◆ What is expected ◆
Please rewrite the material from its beginning up to and including the line with "assistant-icon bbox=[1198, 489, 1218, 505]", changing "components" to "elements" and keeping everything else unchanged. Leave the pictures out of your answer.

--- begin ---

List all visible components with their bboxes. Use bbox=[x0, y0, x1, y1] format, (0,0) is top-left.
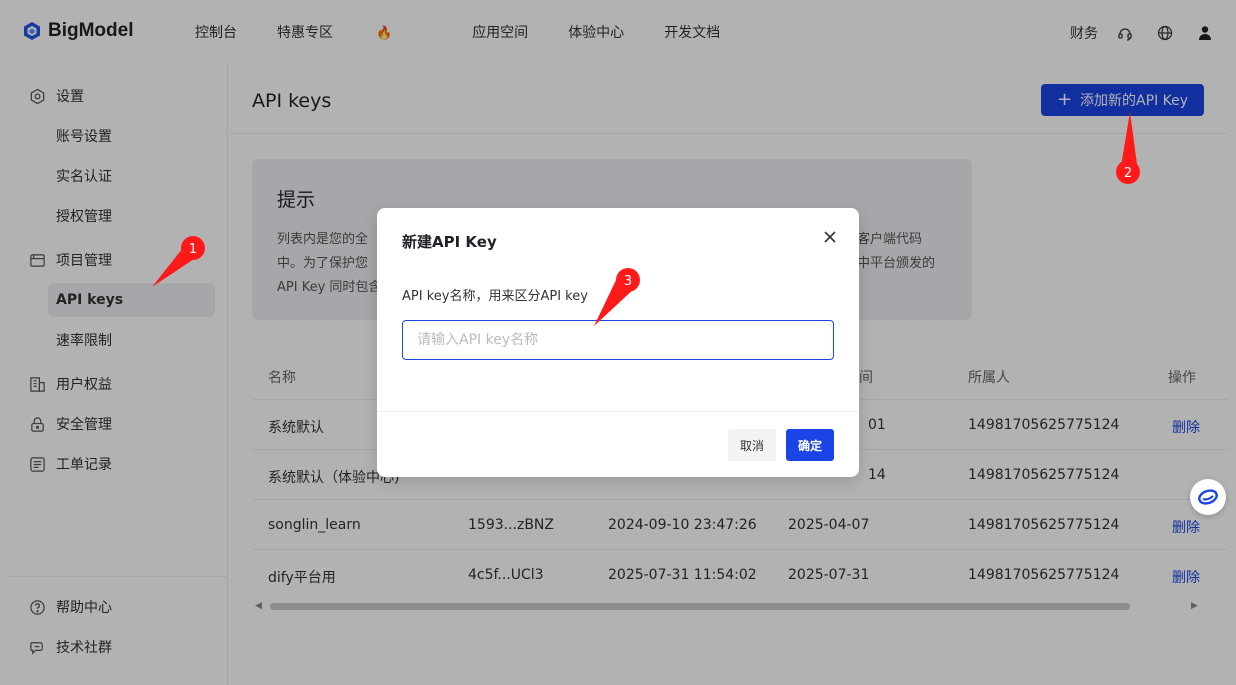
api-key-name-input[interactable] bbox=[402, 320, 834, 360]
close-icon[interactable] bbox=[821, 228, 839, 246]
assistant-icon bbox=[1198, 489, 1218, 505]
dialog-title: 新建API Key bbox=[402, 233, 497, 251]
confirm-button[interactable]: 确定 bbox=[786, 429, 834, 461]
cancel-button[interactable]: 取消 bbox=[728, 429, 776, 461]
floating-assistant-button[interactable] bbox=[1190, 479, 1226, 515]
api-key-name-label: API key名称，用来区分API key bbox=[402, 289, 588, 304]
dialog-divider bbox=[377, 411, 859, 412]
new-api-key-dialog: 新建API Key API key名称，用来区分API key 取消 确定 bbox=[377, 208, 859, 477]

--- end ---

◆ Answer to the problem ◆
List all visible elements with their bboxes. Use bbox=[x0, y0, x1, y1] format, (0,0) is top-left.
api-key-name-input[interactable] bbox=[402, 320, 834, 360]
close-icon[interactable] bbox=[821, 228, 839, 246]
assistant-icon bbox=[1198, 489, 1218, 505]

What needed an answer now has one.